▶ _WHAT TO PRODUCE_
Repeat the material exactly as it appears.

(Figure data in JSON)
• • • • •
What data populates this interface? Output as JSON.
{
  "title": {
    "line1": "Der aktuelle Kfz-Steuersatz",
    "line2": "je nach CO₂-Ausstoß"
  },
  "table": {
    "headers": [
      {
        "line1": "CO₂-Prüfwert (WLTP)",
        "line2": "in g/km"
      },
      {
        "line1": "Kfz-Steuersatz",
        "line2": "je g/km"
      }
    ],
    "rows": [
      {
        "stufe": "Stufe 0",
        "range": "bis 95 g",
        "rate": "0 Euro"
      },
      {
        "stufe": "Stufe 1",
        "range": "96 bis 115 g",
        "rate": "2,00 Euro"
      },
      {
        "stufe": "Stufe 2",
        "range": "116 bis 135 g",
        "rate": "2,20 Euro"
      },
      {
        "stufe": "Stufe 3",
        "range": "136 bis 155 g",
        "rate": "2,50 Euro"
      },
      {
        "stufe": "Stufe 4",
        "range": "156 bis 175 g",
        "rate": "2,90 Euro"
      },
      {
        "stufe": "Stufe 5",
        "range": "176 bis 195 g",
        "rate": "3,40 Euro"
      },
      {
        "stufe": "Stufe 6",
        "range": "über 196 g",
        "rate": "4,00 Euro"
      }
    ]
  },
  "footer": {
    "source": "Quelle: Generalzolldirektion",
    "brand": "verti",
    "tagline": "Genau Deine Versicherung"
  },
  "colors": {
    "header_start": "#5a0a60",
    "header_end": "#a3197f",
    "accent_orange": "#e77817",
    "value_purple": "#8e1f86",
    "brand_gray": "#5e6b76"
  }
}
• • • • •
▶ _EXERCISE RESULT_
What data populates this interface? Output as JSON.
{
  "title": {
    "line1": "Der aktuelle Kfz-Steuersatz",
    "line2": "je nach CO₂-Ausstoß"
  },
  "table": {
    "headers": [
      {
        "line1": "CO₂-Prüfwert (WLTP)",
        "line2": "in g/km"
      },
      {
        "line1": "Kfz-Steuersatz",
        "line2": "je g/km"
      }
    ],
    "rows": [
      {
        "stufe": "Stufe 0",
        "range": "bis 95 g",
        "rate": "0 Euro"
      },
      {
        "stufe": "Stufe 1",
        "range": "96 bis 115 g",
        "rate": "2,00 Euro"
      },
      {
        "stufe": "Stufe 2",
        "range": "116 bis 135 g",
        "rate": "2,20 Euro"
      },
      {
        "stufe": "Stufe 3",
        "range": "136 bis 155 g",
        "rate": "2,50 Euro"
      },
      {
        "stufe": "Stufe 4",
        "range": "156 bis 175 g",
        "rate": "2,90 Euro"
      },
      {
        "stufe": "Stufe 5",
        "range": "176 bis 195 g",
        "rate": "3,40 Euro"
      },
      {
        "stufe": "Stufe 6",
        "range": "über 196 g",
        "rate": "4,00 Euro"
      }
    ]
  },
  "footer": {
    "source": "Quelle: Generalzolldirektion",
    "brand": "verti",
    "tagline": "Genau Deine Versicherung"
  },
  "colors": {
    "header_start": "#5a0a60",
    "header_end": "#a3197f",
    "accent_orange": "#e77817",
    "value_purple": "#8e1f86",
    "brand_gray": "#5e6b76"
  }
}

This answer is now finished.